• [Dataset items]:
────

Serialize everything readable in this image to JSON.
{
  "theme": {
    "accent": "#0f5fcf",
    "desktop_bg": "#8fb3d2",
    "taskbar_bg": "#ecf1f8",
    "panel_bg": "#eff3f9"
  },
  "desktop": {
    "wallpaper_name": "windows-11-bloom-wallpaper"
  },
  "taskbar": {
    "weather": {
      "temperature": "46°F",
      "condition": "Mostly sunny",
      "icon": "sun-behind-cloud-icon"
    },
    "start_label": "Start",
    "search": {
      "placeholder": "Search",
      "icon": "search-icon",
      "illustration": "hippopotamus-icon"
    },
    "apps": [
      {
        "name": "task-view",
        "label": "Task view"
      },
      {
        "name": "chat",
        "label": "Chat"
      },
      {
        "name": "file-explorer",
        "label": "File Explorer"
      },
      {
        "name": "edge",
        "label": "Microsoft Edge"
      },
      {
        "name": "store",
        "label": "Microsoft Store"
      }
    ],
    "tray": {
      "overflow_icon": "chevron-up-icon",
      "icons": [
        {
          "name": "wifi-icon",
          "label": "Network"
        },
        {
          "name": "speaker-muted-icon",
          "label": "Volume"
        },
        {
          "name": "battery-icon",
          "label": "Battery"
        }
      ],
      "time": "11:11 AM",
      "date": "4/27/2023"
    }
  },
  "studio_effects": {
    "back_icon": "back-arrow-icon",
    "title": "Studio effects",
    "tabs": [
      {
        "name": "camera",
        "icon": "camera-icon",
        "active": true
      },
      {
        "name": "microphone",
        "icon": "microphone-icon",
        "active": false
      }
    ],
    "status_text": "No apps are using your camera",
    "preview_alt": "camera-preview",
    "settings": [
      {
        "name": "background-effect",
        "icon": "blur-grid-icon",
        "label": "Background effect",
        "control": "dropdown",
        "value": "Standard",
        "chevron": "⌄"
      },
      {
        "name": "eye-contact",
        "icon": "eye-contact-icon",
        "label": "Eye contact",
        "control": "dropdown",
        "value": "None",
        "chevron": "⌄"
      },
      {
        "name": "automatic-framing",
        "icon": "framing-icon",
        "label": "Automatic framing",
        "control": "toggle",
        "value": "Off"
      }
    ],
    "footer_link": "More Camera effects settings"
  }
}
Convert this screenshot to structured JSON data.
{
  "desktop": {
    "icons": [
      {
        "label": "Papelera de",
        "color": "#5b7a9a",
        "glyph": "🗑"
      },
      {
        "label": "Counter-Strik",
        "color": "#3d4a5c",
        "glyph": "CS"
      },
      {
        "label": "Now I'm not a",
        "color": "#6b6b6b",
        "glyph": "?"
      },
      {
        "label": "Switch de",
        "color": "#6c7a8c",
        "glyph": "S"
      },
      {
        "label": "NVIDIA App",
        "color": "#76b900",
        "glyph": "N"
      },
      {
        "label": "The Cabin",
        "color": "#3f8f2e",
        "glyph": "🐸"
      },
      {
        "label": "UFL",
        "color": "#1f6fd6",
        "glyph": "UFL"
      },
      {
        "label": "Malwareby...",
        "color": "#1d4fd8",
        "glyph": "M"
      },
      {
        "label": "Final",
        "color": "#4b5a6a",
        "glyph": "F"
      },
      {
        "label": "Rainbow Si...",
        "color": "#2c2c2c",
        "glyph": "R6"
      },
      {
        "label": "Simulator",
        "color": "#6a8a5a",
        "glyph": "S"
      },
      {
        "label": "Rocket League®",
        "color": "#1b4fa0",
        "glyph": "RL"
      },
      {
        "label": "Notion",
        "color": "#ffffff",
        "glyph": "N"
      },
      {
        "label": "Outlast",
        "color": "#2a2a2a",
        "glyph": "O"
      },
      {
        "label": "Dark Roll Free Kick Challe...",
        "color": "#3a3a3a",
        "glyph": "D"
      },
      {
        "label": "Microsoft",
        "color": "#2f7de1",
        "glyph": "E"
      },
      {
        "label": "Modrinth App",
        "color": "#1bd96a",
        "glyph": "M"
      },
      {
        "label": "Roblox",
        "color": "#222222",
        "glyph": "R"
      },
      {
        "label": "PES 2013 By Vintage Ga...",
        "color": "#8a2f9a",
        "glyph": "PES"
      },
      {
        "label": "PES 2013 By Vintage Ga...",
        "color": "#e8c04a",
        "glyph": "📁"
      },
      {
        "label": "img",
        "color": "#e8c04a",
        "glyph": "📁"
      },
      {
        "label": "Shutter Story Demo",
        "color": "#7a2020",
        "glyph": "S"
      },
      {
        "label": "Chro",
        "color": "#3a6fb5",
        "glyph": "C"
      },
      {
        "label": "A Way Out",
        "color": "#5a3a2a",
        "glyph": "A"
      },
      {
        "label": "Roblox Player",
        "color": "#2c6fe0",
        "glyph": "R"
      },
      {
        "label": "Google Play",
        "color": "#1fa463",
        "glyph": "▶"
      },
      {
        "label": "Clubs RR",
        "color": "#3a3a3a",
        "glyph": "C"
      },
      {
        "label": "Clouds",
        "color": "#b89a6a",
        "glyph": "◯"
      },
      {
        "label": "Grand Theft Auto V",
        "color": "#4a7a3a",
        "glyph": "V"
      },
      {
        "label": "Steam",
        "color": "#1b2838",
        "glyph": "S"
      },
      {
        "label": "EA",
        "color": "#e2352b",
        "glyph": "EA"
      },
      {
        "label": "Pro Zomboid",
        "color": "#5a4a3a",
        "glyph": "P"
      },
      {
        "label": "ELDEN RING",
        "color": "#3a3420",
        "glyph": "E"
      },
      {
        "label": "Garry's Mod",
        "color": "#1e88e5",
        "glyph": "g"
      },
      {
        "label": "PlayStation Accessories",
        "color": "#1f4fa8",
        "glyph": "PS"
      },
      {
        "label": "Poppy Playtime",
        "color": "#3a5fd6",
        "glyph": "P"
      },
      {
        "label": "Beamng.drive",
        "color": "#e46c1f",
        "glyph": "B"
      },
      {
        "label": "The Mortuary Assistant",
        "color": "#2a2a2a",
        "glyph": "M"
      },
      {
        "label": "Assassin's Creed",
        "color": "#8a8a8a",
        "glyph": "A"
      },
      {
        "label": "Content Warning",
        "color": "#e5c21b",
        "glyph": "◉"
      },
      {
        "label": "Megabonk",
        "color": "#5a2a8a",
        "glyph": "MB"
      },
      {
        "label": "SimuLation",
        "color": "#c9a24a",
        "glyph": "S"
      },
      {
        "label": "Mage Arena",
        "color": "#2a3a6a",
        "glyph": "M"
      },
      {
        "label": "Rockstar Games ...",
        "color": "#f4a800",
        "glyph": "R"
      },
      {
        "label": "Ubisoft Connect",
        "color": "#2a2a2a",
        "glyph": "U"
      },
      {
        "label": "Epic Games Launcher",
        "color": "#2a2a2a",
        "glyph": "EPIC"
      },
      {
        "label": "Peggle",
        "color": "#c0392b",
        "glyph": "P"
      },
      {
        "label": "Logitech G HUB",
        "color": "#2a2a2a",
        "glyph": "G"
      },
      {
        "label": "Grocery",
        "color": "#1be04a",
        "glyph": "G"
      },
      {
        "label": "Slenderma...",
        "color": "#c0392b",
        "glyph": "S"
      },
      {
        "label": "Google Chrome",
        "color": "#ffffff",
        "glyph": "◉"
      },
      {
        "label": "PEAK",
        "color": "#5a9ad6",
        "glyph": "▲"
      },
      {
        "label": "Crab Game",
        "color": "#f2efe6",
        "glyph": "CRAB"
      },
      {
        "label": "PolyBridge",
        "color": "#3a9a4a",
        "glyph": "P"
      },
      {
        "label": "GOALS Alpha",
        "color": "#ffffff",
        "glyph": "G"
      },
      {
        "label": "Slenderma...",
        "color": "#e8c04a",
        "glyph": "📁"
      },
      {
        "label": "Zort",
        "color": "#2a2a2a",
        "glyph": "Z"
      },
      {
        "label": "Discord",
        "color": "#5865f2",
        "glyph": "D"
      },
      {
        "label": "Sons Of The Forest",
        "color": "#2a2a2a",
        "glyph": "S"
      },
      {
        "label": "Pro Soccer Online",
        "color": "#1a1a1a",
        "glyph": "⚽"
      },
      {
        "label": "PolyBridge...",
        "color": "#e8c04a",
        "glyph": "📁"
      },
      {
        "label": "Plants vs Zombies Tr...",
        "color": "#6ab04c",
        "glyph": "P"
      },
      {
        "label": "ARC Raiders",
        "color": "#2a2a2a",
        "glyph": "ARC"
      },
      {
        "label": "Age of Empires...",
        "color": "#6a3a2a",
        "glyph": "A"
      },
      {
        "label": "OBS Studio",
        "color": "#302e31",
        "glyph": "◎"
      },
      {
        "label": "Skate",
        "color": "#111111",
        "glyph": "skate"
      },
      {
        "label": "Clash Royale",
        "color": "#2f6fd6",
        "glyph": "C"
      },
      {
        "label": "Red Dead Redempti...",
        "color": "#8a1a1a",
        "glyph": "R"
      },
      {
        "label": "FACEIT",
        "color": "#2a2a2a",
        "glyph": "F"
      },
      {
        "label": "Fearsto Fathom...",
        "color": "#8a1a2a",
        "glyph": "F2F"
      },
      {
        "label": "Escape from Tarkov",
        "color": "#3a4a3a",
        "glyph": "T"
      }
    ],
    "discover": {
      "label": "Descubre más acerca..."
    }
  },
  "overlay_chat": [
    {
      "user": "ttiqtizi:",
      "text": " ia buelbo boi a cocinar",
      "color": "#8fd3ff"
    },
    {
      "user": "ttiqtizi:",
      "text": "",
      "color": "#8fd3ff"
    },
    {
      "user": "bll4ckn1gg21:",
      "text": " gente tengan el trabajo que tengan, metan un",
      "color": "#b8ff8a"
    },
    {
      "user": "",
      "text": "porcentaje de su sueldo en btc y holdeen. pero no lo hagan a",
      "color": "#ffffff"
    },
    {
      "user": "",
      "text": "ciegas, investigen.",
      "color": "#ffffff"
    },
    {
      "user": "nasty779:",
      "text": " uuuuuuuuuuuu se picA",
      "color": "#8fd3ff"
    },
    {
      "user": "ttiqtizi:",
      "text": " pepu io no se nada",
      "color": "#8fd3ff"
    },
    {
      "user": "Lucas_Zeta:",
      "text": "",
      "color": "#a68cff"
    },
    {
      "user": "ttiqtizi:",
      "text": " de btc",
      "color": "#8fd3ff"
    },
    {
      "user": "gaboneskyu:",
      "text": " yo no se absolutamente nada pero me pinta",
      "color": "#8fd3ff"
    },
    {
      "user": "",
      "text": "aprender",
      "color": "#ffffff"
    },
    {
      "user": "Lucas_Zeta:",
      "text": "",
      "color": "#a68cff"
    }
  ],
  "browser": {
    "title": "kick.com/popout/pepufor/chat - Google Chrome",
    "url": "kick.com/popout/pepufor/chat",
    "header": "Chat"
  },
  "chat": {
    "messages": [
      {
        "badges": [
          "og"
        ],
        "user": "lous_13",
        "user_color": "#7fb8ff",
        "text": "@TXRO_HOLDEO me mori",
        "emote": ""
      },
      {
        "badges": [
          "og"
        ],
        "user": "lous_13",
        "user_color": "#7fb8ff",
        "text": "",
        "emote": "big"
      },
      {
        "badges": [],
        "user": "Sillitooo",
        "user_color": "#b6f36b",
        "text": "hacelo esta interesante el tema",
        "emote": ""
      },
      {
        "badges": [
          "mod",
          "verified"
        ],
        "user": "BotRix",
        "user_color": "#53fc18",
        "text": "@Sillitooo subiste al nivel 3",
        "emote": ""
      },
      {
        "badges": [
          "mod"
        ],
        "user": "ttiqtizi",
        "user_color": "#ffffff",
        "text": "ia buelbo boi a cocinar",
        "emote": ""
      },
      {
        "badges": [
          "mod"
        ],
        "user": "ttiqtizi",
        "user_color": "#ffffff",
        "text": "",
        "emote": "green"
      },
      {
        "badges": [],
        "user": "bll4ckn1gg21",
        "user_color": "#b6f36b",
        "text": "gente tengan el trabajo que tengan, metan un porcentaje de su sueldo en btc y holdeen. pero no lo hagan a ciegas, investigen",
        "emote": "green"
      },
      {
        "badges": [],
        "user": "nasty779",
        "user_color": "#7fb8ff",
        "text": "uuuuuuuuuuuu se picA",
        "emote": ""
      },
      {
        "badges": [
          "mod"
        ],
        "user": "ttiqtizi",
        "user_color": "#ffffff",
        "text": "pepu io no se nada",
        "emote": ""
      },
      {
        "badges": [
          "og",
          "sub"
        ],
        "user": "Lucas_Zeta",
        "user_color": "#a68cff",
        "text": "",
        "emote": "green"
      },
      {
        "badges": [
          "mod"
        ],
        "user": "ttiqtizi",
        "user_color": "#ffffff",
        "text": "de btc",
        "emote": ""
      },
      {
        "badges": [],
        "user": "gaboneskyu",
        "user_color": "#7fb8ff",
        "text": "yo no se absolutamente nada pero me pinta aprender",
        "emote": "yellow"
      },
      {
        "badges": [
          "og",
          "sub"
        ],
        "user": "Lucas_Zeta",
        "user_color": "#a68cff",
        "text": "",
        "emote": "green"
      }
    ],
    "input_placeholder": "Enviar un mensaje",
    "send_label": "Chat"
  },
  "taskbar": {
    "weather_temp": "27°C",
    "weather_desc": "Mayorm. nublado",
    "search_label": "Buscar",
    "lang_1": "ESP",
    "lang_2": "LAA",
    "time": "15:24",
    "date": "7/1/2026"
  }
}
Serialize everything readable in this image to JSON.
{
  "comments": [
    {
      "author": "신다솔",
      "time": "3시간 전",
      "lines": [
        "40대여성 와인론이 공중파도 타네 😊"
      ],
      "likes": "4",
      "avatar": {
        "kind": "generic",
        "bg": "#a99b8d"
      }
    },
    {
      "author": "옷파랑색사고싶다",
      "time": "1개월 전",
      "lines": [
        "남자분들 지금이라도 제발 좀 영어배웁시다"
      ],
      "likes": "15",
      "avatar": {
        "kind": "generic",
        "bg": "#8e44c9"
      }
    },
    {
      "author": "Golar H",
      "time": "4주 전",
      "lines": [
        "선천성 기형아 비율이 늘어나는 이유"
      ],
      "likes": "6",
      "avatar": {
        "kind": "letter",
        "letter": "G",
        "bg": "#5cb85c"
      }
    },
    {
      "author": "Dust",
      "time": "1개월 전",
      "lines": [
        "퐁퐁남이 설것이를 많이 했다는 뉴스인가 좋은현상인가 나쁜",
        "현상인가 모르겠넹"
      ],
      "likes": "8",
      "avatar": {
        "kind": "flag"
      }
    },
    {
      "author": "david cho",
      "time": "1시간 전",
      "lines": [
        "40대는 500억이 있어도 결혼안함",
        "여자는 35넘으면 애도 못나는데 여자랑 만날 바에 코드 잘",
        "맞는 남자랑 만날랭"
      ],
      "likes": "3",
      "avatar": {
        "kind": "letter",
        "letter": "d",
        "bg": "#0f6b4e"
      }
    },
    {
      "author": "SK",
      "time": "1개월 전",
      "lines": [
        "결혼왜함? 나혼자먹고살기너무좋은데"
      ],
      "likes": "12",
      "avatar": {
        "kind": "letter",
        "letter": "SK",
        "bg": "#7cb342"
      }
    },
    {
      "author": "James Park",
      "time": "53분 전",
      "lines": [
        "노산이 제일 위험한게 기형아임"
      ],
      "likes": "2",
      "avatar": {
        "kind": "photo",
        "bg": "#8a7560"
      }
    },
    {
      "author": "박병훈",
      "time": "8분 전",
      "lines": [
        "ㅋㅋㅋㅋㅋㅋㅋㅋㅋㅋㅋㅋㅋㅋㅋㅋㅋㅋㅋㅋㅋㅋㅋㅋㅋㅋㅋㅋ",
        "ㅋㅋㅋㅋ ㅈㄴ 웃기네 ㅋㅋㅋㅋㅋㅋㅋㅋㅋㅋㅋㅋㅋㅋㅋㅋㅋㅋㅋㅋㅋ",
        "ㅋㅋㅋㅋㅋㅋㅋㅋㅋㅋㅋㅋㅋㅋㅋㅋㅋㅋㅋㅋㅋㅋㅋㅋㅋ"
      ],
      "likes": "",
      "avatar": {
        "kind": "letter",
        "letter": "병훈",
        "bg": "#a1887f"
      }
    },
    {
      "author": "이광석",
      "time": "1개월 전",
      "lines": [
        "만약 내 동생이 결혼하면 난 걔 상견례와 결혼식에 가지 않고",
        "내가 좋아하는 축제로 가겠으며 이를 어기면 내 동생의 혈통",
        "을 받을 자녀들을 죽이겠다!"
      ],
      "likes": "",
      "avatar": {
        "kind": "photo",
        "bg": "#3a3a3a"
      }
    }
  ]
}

────

• [Aim of the exercise]: In the records above, locate every line with the string "ciegas" and copy it.

• [Completed task]:
      "text": "ciegas, investigen.",
        "text": "gente tengan el trabajo que tengan, metan un porcentaje de su sueldo en btc y holdeen. pero no lo hagan a ciegas, investigen",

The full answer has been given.